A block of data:
───
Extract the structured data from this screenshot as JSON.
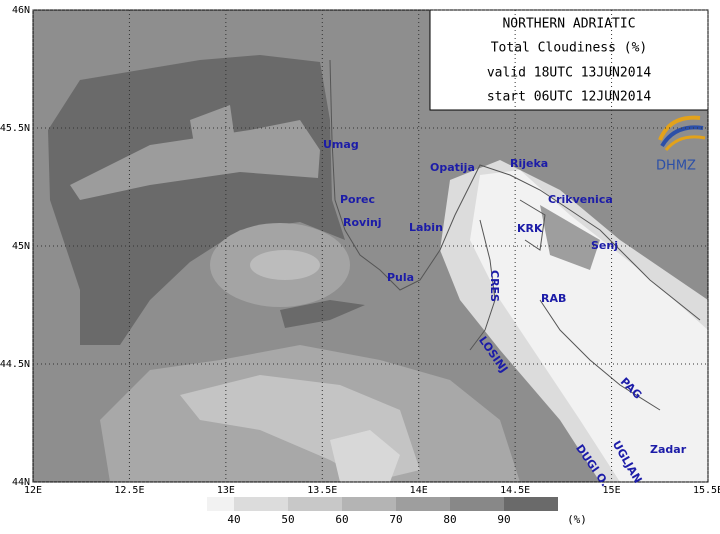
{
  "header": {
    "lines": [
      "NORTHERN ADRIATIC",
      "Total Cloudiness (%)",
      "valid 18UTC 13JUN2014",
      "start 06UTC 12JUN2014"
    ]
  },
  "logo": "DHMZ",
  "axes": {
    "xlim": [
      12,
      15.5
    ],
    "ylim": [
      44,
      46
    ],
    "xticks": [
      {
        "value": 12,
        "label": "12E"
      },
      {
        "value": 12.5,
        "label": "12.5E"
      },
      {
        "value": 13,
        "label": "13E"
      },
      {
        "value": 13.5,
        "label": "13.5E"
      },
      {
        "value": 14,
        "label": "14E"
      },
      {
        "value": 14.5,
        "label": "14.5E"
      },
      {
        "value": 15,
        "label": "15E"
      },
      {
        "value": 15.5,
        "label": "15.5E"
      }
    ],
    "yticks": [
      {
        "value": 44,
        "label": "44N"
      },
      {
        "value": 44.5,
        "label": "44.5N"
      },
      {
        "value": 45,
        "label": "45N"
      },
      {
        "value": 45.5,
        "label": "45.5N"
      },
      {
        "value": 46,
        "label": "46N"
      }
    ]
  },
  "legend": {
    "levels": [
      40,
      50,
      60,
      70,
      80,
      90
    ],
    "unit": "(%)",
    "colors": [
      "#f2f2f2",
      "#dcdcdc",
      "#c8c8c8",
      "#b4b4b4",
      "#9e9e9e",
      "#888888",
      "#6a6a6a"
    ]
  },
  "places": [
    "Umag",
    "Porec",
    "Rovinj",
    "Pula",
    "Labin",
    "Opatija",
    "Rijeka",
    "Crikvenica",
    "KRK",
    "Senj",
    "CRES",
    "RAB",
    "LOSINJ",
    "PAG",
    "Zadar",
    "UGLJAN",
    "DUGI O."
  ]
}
───
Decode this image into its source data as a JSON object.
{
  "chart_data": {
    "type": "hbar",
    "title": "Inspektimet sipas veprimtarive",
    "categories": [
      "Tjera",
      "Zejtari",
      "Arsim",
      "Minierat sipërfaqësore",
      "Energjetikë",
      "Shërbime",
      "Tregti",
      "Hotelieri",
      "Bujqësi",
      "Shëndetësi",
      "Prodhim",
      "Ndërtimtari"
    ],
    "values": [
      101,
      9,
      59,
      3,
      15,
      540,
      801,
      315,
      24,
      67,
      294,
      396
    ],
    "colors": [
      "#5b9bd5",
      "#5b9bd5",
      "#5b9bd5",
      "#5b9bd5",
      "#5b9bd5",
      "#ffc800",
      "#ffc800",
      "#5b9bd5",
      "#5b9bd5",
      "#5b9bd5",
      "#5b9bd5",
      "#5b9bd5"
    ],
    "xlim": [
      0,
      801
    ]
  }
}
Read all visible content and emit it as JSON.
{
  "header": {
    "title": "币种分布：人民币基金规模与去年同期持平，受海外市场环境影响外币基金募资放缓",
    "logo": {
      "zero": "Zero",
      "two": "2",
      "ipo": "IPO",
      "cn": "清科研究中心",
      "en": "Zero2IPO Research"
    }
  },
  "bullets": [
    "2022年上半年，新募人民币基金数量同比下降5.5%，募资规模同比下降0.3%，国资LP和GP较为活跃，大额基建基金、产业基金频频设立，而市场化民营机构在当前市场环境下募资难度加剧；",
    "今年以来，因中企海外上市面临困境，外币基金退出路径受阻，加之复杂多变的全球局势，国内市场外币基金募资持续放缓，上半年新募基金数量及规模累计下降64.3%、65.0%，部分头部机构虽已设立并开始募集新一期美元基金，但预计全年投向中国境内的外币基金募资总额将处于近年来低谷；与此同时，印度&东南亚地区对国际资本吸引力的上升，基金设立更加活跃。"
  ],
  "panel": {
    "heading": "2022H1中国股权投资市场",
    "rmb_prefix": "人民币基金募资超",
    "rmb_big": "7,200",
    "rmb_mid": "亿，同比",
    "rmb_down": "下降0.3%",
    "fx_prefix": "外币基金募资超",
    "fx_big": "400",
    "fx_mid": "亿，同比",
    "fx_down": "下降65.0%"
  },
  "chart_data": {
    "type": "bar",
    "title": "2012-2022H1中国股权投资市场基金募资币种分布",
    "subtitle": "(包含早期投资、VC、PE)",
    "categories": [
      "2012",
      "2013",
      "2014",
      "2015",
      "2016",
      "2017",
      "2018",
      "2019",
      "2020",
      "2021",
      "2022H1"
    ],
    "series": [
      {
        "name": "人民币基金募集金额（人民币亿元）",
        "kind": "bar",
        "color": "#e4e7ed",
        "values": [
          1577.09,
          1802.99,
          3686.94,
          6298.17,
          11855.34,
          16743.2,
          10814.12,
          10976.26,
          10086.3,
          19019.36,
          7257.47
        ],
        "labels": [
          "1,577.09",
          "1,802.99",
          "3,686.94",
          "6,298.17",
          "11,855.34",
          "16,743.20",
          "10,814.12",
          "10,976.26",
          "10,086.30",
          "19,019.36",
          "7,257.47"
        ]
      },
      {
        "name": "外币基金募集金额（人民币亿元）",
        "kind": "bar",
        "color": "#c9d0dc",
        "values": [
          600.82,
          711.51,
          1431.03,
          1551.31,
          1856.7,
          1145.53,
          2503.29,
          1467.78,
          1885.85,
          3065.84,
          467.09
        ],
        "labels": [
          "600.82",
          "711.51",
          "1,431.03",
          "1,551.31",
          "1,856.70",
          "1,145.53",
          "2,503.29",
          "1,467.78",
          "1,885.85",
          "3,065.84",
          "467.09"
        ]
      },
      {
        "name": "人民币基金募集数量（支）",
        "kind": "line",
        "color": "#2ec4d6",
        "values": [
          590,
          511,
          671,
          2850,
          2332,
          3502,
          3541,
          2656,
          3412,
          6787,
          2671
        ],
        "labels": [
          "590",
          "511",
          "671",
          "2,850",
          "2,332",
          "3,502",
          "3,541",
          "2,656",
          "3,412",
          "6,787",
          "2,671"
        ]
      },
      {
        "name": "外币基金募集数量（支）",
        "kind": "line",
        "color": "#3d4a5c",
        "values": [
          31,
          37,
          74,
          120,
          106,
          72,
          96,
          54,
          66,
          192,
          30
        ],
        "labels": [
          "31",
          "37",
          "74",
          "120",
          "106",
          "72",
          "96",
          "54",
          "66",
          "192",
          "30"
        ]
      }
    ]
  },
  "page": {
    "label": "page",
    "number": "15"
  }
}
───
■ Stated problem
Look above for every line with the word "name" and copy it.

■ Written reply
        "name": "人民币基金募集金额（人民币亿元）",
        "name": "外币基金募集金额（人民币亿元）",
        "name": "人民币基金募集数量（支）",
        "name": "外币基金募集数量（支）",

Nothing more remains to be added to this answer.